### Records to use
------------------------------------------------------------
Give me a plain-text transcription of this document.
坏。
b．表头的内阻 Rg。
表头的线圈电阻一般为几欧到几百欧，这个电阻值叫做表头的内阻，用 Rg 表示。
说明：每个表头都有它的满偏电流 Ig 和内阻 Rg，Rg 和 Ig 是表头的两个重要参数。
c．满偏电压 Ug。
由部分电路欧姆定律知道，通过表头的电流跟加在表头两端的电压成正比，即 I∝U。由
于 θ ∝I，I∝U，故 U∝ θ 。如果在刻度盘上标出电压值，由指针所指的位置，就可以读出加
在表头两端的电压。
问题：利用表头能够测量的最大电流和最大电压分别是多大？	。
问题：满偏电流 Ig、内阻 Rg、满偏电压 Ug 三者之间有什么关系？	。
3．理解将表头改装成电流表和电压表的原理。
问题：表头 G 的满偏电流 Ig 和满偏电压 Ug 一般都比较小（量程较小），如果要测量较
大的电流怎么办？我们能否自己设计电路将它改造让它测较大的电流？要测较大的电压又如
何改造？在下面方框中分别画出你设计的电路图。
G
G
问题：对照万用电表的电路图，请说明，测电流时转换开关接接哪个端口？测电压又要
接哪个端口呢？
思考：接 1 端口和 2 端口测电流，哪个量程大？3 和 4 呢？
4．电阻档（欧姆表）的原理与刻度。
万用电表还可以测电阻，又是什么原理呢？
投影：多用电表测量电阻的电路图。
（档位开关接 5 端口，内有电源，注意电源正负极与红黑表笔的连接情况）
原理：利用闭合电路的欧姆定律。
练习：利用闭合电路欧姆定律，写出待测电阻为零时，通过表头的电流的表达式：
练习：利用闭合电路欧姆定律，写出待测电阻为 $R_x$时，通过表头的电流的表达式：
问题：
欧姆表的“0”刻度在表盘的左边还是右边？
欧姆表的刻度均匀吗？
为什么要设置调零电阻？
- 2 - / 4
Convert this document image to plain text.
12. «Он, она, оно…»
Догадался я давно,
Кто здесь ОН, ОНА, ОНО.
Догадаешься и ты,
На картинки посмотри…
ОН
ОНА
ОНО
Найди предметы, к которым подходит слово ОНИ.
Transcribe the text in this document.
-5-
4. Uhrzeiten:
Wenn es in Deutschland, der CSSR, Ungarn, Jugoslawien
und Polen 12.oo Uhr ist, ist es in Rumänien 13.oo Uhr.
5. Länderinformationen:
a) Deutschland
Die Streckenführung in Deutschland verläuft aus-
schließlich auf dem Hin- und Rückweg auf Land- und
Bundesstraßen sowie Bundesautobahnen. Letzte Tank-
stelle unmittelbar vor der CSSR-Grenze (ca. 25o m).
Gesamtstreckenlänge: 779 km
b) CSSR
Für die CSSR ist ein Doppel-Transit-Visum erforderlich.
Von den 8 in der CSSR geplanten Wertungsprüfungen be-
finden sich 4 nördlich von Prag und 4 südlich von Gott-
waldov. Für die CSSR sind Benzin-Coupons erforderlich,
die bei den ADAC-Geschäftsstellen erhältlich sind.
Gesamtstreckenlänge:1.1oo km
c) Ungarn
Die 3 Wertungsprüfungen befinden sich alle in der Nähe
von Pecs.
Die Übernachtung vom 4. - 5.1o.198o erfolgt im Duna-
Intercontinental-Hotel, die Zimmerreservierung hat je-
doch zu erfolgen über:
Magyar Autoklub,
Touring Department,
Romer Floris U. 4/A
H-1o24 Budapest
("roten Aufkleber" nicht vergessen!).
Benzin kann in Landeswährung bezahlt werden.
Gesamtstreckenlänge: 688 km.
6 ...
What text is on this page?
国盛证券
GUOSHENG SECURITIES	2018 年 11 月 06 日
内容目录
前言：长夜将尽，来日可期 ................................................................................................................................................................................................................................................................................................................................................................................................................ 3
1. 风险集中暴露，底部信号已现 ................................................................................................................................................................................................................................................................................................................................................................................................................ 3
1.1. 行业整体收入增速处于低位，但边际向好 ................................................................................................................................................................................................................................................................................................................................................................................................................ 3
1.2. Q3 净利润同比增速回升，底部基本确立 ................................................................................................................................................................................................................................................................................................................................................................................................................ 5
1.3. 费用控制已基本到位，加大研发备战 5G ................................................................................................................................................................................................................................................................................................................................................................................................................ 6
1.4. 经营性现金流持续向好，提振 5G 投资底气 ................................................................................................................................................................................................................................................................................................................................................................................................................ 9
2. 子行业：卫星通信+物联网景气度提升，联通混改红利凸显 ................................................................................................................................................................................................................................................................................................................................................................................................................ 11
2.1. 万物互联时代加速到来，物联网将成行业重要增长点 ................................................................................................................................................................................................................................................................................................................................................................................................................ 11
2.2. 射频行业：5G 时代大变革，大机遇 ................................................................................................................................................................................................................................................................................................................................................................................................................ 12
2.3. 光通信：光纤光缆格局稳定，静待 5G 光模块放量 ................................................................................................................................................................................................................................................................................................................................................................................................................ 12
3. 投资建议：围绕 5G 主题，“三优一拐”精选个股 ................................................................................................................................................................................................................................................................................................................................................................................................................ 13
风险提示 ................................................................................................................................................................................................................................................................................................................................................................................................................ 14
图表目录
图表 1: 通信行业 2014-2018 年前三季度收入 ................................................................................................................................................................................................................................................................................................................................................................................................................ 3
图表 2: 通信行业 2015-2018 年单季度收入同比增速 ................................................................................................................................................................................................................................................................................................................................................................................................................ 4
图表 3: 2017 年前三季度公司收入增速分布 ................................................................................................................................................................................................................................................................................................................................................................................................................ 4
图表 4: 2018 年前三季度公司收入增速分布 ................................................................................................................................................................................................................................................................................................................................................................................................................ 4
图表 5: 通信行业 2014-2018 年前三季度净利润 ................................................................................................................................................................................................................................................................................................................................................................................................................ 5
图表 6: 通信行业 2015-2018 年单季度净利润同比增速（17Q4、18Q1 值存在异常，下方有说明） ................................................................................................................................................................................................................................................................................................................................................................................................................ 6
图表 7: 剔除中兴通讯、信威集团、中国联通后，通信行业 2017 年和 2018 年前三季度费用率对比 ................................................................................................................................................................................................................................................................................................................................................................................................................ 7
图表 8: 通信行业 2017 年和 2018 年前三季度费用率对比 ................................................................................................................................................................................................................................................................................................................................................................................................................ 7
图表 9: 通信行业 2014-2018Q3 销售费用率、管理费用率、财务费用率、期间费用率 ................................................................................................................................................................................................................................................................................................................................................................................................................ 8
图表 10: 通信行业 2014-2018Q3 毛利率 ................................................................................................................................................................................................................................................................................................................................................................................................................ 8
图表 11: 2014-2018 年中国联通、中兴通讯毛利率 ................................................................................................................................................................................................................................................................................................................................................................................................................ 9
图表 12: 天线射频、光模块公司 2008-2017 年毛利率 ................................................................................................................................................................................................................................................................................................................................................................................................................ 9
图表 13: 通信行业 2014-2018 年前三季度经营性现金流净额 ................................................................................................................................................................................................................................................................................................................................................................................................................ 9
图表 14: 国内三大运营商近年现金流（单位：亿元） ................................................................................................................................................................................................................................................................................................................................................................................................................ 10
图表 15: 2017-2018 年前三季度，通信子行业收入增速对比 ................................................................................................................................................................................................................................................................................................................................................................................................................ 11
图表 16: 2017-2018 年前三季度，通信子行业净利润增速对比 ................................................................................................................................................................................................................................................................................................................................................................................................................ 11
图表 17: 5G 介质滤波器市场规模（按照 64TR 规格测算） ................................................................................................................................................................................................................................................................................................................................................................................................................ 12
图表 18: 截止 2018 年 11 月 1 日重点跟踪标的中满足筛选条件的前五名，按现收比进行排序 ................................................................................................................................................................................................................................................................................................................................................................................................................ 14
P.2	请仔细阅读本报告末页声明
------------------------------------------------------------
### Problem to solve
Determine the number of lines in the records that include the string "Benzin", and respond with that number only.

### Exercise response
2